> [GIVEN EXERCISE]:
Every line holding the string "content" should be gathered.

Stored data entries
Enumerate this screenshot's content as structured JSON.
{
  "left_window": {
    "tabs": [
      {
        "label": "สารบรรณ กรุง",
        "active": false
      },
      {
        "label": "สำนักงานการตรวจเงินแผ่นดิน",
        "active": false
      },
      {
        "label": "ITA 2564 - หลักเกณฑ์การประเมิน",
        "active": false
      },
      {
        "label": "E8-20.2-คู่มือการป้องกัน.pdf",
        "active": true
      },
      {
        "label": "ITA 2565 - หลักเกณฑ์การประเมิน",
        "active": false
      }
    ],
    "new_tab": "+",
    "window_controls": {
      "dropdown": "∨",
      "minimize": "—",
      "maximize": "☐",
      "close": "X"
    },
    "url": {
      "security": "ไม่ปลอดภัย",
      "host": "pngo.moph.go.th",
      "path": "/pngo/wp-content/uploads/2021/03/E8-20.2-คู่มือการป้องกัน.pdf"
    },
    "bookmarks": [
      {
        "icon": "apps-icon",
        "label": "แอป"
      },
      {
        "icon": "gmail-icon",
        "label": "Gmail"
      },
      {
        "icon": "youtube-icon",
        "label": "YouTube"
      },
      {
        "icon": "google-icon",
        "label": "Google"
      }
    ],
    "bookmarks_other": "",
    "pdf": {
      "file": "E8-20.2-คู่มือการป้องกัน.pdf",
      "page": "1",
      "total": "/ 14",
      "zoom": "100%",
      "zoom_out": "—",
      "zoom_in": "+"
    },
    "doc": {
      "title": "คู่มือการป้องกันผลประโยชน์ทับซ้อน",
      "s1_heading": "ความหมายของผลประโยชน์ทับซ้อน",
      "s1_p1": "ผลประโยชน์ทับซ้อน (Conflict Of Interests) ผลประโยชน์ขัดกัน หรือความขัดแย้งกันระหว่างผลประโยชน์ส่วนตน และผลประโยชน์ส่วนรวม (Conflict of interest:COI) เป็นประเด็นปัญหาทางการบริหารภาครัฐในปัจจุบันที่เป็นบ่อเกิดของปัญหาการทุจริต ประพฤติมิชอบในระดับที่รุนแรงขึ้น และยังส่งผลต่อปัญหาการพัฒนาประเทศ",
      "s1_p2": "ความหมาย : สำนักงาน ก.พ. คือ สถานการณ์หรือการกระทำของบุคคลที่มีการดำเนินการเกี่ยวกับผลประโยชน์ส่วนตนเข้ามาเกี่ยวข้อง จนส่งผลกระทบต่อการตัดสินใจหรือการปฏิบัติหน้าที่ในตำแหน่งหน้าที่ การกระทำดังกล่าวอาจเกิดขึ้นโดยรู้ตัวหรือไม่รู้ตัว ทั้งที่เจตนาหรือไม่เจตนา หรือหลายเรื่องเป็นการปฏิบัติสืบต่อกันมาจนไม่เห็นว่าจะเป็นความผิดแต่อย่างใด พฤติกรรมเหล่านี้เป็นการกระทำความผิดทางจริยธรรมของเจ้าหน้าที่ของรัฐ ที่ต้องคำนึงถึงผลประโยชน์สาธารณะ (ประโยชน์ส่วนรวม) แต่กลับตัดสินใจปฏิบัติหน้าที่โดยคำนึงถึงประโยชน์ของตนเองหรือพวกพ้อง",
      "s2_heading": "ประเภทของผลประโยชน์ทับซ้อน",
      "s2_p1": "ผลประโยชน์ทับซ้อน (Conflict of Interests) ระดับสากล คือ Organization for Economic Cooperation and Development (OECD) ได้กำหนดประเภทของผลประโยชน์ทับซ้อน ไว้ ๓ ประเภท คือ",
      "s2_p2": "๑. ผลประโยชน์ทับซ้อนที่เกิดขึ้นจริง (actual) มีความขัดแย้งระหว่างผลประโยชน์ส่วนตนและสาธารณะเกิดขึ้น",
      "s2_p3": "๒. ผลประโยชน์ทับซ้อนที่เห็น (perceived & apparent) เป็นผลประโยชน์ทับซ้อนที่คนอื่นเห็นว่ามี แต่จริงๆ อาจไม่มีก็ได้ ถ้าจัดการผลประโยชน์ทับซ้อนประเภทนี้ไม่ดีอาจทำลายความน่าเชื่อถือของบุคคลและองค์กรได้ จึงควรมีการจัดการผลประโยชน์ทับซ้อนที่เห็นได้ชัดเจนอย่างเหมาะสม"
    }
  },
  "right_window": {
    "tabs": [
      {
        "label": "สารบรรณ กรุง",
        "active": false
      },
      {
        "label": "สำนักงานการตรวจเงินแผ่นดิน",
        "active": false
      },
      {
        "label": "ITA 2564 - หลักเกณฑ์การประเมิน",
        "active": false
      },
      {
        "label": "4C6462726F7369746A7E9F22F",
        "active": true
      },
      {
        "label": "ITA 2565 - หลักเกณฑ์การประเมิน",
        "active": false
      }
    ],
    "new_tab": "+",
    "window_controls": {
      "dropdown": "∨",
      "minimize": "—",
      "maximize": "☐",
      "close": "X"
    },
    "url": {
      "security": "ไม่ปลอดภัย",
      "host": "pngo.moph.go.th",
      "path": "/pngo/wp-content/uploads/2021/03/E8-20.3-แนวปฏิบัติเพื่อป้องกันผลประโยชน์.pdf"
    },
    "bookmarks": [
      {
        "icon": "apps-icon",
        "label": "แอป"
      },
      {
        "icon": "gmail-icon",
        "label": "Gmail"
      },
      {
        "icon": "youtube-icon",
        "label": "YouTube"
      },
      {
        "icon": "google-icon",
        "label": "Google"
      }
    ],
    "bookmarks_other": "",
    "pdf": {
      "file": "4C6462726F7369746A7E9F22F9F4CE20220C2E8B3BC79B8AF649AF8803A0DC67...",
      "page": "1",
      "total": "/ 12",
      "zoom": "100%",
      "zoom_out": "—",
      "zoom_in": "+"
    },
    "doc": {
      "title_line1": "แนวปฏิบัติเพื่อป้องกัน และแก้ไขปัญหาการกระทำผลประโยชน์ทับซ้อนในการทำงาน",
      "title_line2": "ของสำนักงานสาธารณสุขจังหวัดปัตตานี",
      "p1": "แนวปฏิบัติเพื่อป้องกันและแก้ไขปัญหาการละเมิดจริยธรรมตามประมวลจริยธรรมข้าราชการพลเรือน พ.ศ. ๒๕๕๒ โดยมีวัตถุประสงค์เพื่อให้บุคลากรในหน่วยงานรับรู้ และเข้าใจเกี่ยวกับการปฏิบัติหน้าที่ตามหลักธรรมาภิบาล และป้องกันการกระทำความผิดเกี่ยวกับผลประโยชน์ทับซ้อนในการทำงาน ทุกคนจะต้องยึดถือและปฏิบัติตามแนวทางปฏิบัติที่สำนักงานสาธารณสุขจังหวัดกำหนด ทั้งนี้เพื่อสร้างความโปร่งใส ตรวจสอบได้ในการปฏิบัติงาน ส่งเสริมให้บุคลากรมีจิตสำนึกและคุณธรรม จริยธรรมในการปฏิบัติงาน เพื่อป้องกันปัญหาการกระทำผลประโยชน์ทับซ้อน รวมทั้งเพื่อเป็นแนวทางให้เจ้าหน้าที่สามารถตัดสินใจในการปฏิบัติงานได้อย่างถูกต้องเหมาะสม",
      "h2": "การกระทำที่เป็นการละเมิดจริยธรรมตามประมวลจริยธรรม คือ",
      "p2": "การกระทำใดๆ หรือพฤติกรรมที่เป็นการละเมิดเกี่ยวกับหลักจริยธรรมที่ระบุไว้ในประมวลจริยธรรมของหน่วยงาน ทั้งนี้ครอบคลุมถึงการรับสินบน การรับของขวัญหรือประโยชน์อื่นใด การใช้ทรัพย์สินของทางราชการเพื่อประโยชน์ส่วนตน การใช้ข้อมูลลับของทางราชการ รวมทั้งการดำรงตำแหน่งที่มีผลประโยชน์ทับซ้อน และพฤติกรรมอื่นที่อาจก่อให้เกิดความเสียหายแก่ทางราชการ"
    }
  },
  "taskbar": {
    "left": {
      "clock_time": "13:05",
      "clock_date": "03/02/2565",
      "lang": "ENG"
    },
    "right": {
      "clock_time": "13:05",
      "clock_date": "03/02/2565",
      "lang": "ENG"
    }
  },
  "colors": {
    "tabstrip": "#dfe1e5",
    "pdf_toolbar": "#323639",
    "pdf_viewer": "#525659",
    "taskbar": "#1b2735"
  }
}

> [SOLUTION]:
Enumerate this screenshot's content as structured JSON.
      "path": "/pngo/wp-content/uploads/2021/03/E8-20.2-คู่มือการป้องกัน.pdf"
      "path": "/pngo/wp-content/uploads/2021/03/E8-20.3-แนวปฏิบัติเพื่อป้องกันผลประโยชน์.pdf"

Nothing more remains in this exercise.